[Dataset excerpts]
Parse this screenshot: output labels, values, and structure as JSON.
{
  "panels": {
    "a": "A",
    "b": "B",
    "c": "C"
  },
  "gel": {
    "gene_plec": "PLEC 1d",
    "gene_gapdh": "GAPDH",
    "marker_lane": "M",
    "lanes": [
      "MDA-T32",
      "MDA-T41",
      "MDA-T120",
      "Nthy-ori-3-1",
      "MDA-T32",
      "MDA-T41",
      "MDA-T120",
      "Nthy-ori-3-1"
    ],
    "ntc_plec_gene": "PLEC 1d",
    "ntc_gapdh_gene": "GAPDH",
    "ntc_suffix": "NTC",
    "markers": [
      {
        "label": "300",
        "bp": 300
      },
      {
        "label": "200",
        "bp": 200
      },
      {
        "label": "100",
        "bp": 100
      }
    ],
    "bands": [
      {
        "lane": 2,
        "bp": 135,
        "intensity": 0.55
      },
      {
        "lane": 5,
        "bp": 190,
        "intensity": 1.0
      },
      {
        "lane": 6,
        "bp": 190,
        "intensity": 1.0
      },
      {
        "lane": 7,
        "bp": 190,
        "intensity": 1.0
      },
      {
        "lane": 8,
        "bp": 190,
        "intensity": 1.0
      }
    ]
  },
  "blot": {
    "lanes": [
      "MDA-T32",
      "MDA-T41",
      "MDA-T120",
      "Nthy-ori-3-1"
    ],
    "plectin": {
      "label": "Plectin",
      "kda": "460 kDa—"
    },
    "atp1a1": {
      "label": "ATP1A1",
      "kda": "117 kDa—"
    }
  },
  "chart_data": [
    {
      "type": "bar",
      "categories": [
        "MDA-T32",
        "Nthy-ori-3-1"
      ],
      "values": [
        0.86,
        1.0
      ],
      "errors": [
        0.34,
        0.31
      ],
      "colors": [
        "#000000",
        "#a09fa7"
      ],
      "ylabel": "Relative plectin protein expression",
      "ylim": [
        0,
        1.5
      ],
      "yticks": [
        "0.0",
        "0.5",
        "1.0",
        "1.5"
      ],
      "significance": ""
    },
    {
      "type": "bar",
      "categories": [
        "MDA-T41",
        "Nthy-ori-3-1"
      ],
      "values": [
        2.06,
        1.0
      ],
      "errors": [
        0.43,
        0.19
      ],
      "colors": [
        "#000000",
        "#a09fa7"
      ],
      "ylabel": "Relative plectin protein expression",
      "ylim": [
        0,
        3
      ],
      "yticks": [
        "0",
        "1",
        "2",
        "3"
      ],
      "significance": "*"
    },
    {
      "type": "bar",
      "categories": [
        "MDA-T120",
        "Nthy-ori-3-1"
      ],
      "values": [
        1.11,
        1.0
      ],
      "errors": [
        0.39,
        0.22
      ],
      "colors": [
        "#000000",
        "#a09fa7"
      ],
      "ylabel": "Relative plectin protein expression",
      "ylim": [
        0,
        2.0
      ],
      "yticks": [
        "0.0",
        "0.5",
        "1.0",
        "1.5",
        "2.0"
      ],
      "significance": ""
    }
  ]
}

• **What the task asks**
A single number is the whole answer: how many lines in the entries hold the word "GAPDH".

• **Response**
2